## Written task
Repeat the records below exactly.

Dataset items:
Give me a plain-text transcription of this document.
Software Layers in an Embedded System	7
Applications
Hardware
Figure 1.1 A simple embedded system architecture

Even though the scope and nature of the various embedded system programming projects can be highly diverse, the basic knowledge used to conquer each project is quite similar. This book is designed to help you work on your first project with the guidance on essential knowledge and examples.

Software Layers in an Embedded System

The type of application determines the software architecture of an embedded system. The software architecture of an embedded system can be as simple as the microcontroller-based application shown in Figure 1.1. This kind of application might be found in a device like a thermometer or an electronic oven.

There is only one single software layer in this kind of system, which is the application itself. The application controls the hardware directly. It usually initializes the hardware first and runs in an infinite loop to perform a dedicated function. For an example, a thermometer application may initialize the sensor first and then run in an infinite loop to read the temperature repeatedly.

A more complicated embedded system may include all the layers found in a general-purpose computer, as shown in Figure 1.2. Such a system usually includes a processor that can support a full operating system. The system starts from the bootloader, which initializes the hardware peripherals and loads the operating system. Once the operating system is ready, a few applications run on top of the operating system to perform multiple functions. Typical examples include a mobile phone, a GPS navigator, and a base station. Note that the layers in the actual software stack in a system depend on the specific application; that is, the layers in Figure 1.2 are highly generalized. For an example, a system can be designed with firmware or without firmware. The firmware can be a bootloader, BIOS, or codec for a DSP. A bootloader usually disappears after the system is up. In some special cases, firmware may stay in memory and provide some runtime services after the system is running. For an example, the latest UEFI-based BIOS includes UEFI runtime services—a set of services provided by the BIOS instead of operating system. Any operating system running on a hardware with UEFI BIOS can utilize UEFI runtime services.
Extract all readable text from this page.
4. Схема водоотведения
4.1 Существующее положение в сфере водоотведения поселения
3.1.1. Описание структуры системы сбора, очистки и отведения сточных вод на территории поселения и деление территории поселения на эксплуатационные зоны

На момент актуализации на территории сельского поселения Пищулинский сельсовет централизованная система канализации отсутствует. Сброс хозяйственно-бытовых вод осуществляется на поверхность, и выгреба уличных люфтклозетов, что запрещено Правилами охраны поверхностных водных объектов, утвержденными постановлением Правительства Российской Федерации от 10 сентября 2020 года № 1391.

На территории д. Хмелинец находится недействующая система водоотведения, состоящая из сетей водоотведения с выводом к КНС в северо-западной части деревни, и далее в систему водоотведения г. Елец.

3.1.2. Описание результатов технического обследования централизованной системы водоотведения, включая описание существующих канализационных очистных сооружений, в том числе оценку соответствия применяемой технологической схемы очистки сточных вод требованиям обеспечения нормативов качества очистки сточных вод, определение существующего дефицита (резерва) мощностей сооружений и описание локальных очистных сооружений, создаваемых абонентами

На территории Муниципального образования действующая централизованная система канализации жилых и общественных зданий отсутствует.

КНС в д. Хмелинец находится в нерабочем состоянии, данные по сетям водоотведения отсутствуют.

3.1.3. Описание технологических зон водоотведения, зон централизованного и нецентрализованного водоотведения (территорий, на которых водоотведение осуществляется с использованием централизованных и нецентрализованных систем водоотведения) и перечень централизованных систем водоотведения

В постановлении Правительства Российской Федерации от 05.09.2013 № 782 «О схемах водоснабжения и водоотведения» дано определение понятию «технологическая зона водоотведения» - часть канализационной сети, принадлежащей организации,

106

## Task solution
Give me a plain-text transcription of this document.
Software Layers in an Embedded System	7
Applications
Hardware
Figure 1.1 A simple embedded system architecture

Even though the scope and nature of the various embedded system programming projects can be highly diverse, the basic knowledge used to conquer each project is quite similar. This book is designed to help you work on your first project with the guidance on essential knowledge and examples.

Software Layers in an Embedded System

The type of application determines the software architecture of an embedded system. The software architecture of an embedded system can be as simple as the microcontroller-based application shown in Figure 1.1. This kind of application might be found in a device like a thermometer or an electronic oven.

There is only one single software layer in this kind of system, which is the application itself. The application controls the hardware directly. It usually initializes the hardware first and runs in an infinite loop to perform a dedicated function. For an example, a thermometer application may initialize the sensor first and then run in an infinite loop to read the temperature repeatedly.

A more complicated embedded system may include all the layers found in a general-purpose computer, as shown in Figure 1.2. Such a system usually includes a processor that can support a full operating system. The system starts from the bootloader, which initializes the hardware peripherals and loads the operating system. Once the operating system is ready, a few applications run on top of the operating system to perform multiple functions. Typical examples include a mobile phone, a GPS navigator, and a base station. Note that the layers in the actual software stack in a system depend on the specific application; that is, the layers in Figure 1.2 are highly generalized. For an example, a system can be designed with firmware or without firmware. The firmware can be a bootloader, BIOS, or codec for a DSP. A bootloader usually disappears after the system is up. In some special cases, firmware may stay in memory and provide some runtime services after the system is running. For an example, the latest UEFI-based BIOS includes UEFI runtime services—a set of services provided by the BIOS instead of operating system. Any operating system running on a hardware with UEFI BIOS can utilize UEFI runtime services.
Extract all readable text from this page.
4. Схема водоотведения
4.1 Существующее положение в сфере водоотведения поселения
3.1.1. Описание структуры системы сбора, очистки и отведения сточных вод на территории поселения и деление территории поселения на эксплуатационные зоны

На момент актуализации на территории сельского поселения Пищулинский сельсовет централизованная система канализации отсутствует. Сброс хозяйственно-бытовых вод осуществляется на поверхность, и выгреба уличных люфтклозетов, что запрещено Правилами охраны поверхностных водных объектов, утвержденными постановлением Правительства Российской Федерации от 10 сентября 2020 года № 1391.

На территории д. Хмелинец находится недействующая система водоотведения, состоящая из сетей водоотведения с выводом к КНС в северо-западной части деревни, и далее в систему водоотведения г. Елец.

3.1.2. Описание результатов технического обследования централизованной системы водоотведения, включая описание существующих канализационных очистных сооружений, в том числе оценку соответствия применяемой технологической схемы очистки сточных вод требованиям обеспечения нормативов качества очистки сточных вод, определение существующего дефицита (резерва) мощностей сооружений и описание локальных очистных сооружений, создаваемых абонентами

На территории Муниципального образования действующая централизованная система канализации жилых и общественных зданий отсутствует.

КНС в д. Хмелинец находится в нерабочем состоянии, данные по сетям водоотведения отсутствуют.

3.1.3. Описание технологических зон водоотведения, зон централизованного и нецентрализованного водоотведения (территорий, на которых водоотведение осуществляется с использованием централизованных и нецентрализованных систем водоотведения) и перечень централизованных систем водоотведения

В постановлении Правительства Российской Федерации от 05.09.2013 № 782 «О схемах водоснабжения и водоотведения» дано определение понятию «технологическая зона водоотведения» - часть канализационной сети, принадлежащей организации,

106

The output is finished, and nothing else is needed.